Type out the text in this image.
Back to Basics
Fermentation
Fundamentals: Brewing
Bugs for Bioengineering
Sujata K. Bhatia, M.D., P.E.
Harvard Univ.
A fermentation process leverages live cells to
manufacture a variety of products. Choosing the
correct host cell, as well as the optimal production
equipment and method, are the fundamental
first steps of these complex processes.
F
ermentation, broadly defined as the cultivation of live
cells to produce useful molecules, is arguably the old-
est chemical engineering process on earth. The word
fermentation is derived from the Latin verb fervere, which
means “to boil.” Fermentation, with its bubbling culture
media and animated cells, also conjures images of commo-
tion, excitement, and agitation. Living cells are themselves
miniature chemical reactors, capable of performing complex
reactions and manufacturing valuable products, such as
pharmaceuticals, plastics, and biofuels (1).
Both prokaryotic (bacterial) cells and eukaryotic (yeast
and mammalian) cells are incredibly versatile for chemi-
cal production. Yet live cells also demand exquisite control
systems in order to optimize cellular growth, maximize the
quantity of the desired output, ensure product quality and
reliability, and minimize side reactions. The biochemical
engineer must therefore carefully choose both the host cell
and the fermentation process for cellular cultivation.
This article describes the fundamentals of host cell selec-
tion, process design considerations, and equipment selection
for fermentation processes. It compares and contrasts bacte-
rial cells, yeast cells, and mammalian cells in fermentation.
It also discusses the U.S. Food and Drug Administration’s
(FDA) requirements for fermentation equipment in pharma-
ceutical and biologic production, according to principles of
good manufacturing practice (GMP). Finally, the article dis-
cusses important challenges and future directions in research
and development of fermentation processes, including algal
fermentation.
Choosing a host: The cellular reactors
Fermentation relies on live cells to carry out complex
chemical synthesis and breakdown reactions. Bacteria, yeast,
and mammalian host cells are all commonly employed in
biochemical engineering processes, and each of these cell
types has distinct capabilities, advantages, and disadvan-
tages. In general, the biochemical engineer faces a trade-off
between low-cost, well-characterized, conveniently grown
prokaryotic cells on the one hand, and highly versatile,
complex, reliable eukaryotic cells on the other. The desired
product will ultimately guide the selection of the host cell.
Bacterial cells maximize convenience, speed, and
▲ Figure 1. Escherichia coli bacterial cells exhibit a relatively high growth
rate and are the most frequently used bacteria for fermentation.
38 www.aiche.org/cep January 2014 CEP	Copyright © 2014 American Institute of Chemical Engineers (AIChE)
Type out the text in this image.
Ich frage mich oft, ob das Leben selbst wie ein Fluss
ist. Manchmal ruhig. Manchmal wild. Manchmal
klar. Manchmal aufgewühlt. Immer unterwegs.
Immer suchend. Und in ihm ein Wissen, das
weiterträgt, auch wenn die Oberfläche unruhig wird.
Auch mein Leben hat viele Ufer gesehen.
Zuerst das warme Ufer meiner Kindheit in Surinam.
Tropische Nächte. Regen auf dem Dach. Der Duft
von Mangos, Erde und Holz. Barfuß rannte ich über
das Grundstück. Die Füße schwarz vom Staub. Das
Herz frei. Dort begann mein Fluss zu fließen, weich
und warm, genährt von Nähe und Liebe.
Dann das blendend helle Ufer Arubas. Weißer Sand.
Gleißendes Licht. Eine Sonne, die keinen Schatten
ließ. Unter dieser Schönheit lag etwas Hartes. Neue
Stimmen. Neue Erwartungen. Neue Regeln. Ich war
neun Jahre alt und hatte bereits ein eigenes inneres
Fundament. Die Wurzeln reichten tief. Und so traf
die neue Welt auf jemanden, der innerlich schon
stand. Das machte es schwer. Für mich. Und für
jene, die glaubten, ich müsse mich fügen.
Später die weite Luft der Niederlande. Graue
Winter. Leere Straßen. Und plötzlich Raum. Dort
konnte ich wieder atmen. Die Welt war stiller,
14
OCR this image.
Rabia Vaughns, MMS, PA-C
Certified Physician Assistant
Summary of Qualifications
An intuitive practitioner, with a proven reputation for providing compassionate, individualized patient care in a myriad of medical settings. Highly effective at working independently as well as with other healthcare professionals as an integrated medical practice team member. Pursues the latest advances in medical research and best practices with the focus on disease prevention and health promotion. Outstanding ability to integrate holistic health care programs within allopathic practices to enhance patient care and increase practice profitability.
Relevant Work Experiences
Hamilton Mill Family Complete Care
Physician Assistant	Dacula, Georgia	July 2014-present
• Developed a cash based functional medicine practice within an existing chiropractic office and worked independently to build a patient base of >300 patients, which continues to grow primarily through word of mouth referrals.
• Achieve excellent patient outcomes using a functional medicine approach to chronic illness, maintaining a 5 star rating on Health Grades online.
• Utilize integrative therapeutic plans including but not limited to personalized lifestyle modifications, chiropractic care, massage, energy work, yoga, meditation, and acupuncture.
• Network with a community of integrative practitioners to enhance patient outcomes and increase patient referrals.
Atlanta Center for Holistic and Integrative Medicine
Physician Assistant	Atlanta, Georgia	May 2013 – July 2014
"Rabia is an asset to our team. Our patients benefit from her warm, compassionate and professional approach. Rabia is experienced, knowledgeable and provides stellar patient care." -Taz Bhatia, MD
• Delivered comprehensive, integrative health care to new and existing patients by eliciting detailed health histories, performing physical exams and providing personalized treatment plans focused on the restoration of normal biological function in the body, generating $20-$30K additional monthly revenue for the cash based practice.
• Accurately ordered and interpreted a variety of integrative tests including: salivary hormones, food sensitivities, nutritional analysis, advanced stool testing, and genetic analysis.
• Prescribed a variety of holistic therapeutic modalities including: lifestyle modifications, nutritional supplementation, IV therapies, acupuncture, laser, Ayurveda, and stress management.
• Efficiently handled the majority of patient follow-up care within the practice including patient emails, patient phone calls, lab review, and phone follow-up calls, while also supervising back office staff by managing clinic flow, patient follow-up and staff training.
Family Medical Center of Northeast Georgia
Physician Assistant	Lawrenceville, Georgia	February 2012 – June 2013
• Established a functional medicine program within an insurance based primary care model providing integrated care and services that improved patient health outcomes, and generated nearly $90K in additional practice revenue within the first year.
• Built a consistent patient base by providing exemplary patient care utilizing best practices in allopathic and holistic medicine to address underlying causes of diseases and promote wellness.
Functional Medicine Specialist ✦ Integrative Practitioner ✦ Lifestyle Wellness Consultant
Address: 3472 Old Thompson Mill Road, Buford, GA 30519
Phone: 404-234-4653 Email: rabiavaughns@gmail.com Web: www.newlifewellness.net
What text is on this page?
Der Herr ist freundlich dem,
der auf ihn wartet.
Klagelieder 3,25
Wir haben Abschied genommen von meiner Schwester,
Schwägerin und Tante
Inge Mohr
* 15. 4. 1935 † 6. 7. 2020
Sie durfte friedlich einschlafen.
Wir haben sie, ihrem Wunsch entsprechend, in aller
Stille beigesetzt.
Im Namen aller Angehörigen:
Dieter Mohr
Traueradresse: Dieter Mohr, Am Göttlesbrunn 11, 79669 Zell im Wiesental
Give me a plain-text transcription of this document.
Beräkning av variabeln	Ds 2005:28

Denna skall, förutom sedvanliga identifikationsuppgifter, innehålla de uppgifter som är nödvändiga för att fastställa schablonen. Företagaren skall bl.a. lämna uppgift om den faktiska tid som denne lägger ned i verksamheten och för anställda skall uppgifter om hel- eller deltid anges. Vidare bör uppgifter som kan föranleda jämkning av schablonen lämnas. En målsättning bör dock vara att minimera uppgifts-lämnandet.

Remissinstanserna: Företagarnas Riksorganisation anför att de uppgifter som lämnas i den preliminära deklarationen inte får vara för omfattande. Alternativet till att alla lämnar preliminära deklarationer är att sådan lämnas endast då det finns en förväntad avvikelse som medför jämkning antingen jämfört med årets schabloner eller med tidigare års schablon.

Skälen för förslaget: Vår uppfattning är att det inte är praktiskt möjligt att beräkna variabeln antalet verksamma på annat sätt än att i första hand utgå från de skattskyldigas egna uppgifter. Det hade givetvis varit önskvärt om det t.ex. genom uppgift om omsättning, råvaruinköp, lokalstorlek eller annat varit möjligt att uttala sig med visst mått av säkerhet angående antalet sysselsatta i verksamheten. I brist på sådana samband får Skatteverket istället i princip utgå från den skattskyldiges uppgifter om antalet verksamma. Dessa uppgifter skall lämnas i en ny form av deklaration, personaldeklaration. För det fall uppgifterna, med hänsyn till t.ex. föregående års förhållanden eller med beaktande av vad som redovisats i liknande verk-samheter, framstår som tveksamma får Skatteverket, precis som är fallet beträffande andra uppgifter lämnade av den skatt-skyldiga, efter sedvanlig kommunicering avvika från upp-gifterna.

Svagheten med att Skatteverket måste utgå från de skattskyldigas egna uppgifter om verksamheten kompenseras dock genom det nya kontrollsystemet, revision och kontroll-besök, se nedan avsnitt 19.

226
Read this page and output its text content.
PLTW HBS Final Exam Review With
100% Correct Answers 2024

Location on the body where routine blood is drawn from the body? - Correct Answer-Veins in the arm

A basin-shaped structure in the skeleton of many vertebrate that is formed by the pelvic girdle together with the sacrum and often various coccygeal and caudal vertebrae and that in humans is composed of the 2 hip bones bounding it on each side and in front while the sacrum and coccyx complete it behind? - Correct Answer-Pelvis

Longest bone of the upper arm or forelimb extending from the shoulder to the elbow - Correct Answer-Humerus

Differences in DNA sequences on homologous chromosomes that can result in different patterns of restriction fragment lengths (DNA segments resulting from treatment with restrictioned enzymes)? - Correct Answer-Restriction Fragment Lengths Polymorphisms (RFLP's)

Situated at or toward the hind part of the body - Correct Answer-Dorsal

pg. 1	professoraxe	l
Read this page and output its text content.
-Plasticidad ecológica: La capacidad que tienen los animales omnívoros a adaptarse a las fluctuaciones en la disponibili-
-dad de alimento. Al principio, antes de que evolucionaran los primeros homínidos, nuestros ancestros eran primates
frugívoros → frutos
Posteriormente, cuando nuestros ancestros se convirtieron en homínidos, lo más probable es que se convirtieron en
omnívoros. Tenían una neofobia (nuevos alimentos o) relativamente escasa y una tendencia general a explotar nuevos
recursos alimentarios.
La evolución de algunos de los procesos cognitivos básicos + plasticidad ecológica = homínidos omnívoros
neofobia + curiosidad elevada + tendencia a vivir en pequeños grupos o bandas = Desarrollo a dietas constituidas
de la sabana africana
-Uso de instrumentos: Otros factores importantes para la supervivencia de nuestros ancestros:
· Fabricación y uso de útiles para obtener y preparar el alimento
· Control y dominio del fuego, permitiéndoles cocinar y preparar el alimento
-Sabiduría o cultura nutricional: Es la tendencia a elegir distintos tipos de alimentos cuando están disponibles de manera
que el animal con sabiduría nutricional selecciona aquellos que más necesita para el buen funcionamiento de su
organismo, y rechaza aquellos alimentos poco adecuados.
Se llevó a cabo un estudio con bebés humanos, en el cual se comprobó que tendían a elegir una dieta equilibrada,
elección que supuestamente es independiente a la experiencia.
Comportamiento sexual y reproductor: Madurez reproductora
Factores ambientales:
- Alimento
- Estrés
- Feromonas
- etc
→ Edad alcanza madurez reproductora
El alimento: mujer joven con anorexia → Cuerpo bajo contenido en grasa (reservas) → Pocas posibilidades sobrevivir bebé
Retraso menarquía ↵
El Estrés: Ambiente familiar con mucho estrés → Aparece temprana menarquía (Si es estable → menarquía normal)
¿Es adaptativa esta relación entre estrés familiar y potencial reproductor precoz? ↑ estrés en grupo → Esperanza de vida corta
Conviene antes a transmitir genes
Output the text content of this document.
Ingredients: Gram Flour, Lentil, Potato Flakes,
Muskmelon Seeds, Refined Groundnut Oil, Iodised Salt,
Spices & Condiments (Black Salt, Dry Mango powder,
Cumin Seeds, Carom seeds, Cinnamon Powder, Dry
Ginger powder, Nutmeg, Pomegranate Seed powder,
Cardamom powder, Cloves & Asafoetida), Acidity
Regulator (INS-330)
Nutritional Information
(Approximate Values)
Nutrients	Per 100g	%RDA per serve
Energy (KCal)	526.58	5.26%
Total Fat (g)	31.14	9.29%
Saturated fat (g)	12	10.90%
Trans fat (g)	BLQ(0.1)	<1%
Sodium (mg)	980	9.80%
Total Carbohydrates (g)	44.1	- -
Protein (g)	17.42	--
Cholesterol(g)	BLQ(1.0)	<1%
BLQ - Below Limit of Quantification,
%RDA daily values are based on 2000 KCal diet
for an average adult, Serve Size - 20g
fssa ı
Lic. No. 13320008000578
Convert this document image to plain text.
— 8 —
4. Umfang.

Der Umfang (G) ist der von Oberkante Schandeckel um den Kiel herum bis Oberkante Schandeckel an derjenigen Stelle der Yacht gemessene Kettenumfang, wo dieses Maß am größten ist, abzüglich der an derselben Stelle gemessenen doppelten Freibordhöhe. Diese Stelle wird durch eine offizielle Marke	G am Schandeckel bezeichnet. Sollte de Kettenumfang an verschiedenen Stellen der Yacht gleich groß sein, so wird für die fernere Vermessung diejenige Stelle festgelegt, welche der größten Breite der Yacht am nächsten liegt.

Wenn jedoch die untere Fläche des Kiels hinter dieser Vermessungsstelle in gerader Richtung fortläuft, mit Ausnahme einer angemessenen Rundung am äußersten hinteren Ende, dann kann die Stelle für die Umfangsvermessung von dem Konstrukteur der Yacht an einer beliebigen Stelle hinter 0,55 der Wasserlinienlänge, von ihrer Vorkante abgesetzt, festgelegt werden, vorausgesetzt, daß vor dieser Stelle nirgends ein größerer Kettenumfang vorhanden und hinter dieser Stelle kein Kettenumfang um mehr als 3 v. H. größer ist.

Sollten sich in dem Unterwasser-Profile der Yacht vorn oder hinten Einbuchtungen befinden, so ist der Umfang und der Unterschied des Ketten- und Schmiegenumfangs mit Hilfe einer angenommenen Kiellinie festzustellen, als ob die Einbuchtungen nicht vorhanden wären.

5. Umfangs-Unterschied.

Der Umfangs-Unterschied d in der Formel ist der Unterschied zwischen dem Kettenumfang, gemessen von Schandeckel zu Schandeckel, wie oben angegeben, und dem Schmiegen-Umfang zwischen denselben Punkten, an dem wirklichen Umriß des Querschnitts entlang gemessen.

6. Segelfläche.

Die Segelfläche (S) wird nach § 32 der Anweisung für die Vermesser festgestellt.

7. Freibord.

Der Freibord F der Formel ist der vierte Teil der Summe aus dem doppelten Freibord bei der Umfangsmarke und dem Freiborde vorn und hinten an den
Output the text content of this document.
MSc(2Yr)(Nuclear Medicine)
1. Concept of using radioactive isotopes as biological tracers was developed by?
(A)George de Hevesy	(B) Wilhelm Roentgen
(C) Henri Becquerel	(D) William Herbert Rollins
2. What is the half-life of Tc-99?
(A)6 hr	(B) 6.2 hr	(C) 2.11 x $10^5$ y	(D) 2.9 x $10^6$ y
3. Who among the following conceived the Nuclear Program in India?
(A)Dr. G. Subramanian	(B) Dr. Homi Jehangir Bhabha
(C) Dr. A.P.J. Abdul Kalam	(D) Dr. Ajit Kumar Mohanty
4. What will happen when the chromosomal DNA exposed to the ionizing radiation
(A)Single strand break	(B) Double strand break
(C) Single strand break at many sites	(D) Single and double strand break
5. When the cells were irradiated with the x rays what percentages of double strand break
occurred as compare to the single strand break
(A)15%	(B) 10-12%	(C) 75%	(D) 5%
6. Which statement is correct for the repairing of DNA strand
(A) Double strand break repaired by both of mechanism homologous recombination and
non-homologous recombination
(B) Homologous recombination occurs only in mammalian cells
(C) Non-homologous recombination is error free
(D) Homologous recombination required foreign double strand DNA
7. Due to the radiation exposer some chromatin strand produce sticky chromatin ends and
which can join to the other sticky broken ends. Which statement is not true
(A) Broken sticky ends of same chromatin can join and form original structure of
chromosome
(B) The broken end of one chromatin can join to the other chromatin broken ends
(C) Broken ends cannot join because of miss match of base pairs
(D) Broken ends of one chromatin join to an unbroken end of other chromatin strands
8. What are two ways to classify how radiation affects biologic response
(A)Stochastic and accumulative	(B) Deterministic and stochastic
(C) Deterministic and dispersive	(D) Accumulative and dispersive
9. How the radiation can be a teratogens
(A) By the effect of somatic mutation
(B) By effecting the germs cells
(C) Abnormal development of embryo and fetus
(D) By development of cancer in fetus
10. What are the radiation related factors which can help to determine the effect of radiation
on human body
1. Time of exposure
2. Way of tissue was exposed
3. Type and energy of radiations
+ + + + +
Could you copy out every line in the listing where the word "omnívoros" appears?

> _Result of this task_:
-Plasticidad ecológica: La capacidad que tienen los animales omnívoros a adaptarse a las fluctuaciones en la disponibili-
omnívoros. Tenían una neofobia (nuevos alimentos o) relativamente escasa y una tendencia general a explotar nuevos
La evolución de algunos de los procesos cognitivos básicos + plasticidad ecológica = homínidos omnívoros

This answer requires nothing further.